Dylan Lewis: What is some of the background here with Square? How did they come to be? What was the inspiration?

Sarah Priestley: It's actually pretty interesting. They were founded in 2009 by Jack Dorsey, who everyone will know as one of the co-founders of Twitter (TWTR). He funded it with Jim McKelvey, who was, at the time, I'm not sure if this was his job or if he was dabbling in it as a hobby, but he became a glassblower. And he lost a sale to a prospective customer because he couldn't accept credit cards. So, they came away from that and they thought, "This has to affect millions of other small businesses in the same way that it's affected us," and they wanted a solution for that. And that's exactly what they've created.

They developed Square, a payment service provider. They basically facilitate small businesses to accept credit card and card payments. They IPO'd last year and raised around $275 million.

Lewis: I think one of the coolest things with the early stages of Square is Jack Dorsey published this manifesto basically explaining all of the reasons things could possibly go poorly for Square and the idea could flop.

**GIVEN TASK 1:**
Repeat the Square conversation word for word from "They developed Square, a" to "idea could flop.".
**GIVEN TASK 2:**
Rewrite the records from the line with "progress-label: 1/5 [1448, 38, 1465, 52]" to the line with "yes-label: yes [371, 447, 399, 467]", putting "formula-field" in place of "formula-input" and keeping everything else the same. Give only those lines.
The text and the records were taken from unrelated sources.

**SUPPLIED RECORDS:**
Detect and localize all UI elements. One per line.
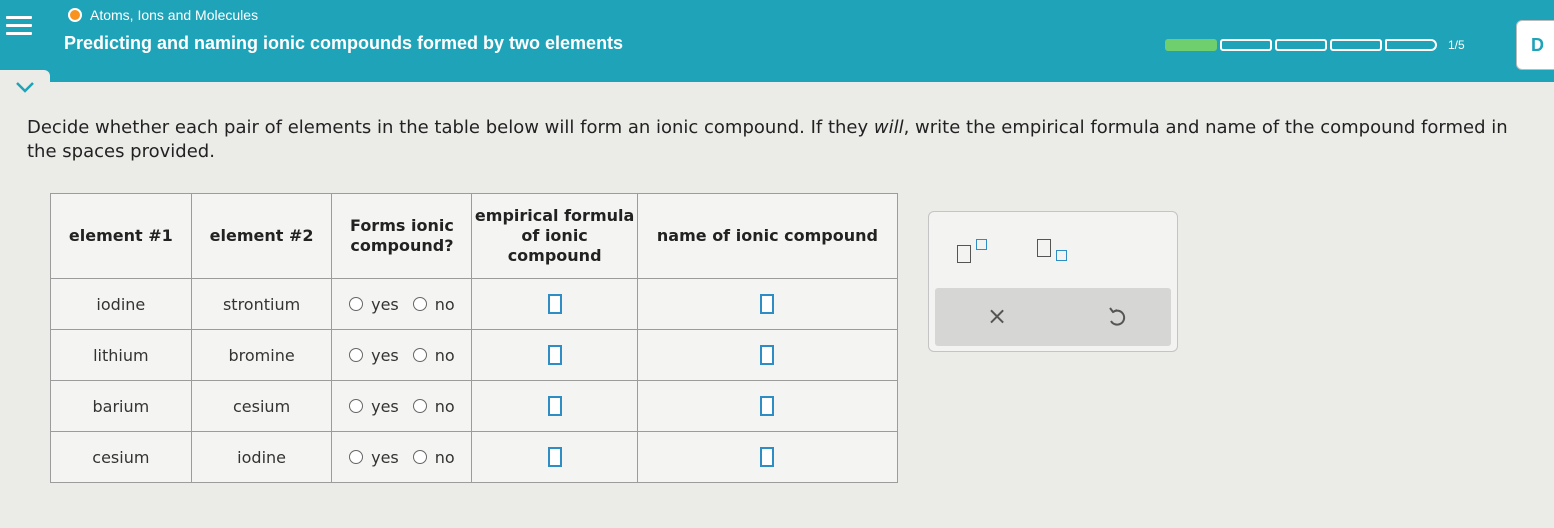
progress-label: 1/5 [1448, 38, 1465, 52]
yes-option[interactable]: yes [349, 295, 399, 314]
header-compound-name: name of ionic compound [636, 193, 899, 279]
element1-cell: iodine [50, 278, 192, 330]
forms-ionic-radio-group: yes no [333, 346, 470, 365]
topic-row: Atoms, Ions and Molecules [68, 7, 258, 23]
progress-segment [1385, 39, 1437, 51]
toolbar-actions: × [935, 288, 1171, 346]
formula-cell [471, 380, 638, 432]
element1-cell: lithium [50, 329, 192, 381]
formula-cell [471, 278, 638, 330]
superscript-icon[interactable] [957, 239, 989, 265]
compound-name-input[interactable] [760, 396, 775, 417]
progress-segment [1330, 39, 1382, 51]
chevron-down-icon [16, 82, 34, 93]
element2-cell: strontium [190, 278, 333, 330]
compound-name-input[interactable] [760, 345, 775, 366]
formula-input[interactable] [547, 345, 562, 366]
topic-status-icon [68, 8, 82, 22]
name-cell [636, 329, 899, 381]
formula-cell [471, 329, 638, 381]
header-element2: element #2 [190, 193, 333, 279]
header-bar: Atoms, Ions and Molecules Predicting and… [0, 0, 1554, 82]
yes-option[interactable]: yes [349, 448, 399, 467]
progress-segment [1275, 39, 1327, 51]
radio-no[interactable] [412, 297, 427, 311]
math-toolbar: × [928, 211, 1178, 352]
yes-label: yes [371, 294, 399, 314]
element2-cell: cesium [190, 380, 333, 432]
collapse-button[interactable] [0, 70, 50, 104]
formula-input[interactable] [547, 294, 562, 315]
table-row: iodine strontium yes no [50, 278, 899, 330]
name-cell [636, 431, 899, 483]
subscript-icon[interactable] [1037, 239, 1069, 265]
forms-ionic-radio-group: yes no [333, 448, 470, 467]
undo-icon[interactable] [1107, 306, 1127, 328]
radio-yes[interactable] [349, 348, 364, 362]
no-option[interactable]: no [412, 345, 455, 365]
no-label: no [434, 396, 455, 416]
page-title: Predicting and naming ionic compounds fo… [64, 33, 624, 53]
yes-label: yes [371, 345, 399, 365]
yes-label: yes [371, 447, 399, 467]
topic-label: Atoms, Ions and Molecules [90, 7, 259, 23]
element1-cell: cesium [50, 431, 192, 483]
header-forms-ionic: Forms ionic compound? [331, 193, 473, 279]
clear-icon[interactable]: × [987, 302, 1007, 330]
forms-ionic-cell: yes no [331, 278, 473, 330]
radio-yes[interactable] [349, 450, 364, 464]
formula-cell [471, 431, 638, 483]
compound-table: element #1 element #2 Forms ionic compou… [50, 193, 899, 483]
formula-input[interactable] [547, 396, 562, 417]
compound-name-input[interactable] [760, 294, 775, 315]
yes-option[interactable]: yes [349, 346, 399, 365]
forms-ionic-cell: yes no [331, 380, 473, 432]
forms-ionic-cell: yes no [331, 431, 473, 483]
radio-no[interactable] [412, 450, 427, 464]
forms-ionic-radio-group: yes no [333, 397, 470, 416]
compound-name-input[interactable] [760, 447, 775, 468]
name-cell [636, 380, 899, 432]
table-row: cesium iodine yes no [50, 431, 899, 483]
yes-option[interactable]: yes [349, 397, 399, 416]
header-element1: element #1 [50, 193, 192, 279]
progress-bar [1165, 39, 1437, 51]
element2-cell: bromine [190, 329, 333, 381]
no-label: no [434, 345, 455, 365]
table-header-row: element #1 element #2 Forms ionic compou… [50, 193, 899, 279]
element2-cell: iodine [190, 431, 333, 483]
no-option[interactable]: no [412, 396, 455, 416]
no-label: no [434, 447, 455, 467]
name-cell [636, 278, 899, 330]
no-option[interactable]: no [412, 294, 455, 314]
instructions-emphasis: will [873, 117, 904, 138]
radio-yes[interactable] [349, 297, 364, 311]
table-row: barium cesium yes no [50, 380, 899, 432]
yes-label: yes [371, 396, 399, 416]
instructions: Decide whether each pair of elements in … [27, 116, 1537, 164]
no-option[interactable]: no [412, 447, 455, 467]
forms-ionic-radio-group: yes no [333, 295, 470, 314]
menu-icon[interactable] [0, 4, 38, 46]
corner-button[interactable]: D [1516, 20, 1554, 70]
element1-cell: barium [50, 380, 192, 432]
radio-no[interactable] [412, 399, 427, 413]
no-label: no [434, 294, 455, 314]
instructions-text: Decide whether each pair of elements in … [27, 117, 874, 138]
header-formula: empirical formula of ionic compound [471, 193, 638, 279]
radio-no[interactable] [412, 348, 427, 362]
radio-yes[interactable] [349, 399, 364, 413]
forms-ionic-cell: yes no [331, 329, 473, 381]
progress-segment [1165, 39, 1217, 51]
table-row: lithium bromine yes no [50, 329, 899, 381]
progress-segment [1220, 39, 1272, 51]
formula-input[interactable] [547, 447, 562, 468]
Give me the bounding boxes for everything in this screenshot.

**EXERCISE SOLUTION 1:**
They developed Square, a payment service provider. They basically facilitate small businesses to accept credit card and card payments. They IPO'd last year and raised around $275 million.

Lewis: I think one of the coolest things with the early stages of Square is Jack Dorsey published this manifesto basically explaining all of the reasons things could possibly go poorly for Square and the idea could flop.

**EXERCISE SOLUTION 2:**
progress-label: 1/5 [1448, 38, 1465, 52]
yes-option[interactable]: yes [349, 295, 399, 314]
header-compound-name: name of ionic compound [636, 193, 899, 279]
element1-cell: iodine [50, 278, 192, 330]
forms-ionic-radio-group: yes no [333, 346, 470, 365]
topic-row: Atoms, Ions and Molecules [68, 7, 258, 23]
progress-segment [1385, 39, 1437, 51]
toolbar-actions: × [935, 288, 1171, 346]
formula-cell [471, 380, 638, 432]
element1-cell: lithium [50, 329, 192, 381]
formula-cell [471, 278, 638, 330]
superscript-icon[interactable] [957, 239, 989, 265]
compound-name-input[interactable] [760, 396, 775, 417]
progress-segment [1330, 39, 1382, 51]
chevron-down-icon [16, 82, 34, 93]
element2-cell: strontium [190, 278, 333, 330]
compound-name-input[interactable] [760, 345, 775, 366]
formula-field[interactable] [547, 345, 562, 366]
topic-status-icon [68, 8, 82, 22]
name-cell [636, 329, 899, 381]
formula-cell [471, 329, 638, 381]
header-element2: element #2 [190, 193, 333, 279]
header-bar: Atoms, Ions and Molecules Predicting and… [0, 0, 1554, 82]
yes-option[interactable]: yes [349, 448, 399, 467]
progress-segment [1275, 39, 1327, 51]
radio-no[interactable] [412, 297, 427, 311]
math-toolbar: × [928, 211, 1178, 352]
yes-label: yes [371, 294, 399, 314]
element2-cell: cesium [190, 380, 333, 432]
collapse-button[interactable] [0, 70, 50, 104]
formula-field[interactable] [547, 294, 562, 315]
table-row: iodine strontium yes no [50, 278, 899, 330]
name-cell [636, 431, 899, 483]
subscript-icon[interactable] [1037, 239, 1069, 265]
forms-ionic-radio-group: yes no [333, 448, 470, 467]
undo-icon[interactable] [1107, 306, 1127, 328]
radio-yes[interactable] [349, 348, 364, 362]
no-option[interactable]: no [412, 345, 455, 365]
no-label: no [434, 396, 455, 416]
page-title: Predicting and naming ionic compounds fo… [64, 33, 624, 53]
yes-label: yes [371, 345, 399, 365]
yes-label: yes [371, 447, 399, 467]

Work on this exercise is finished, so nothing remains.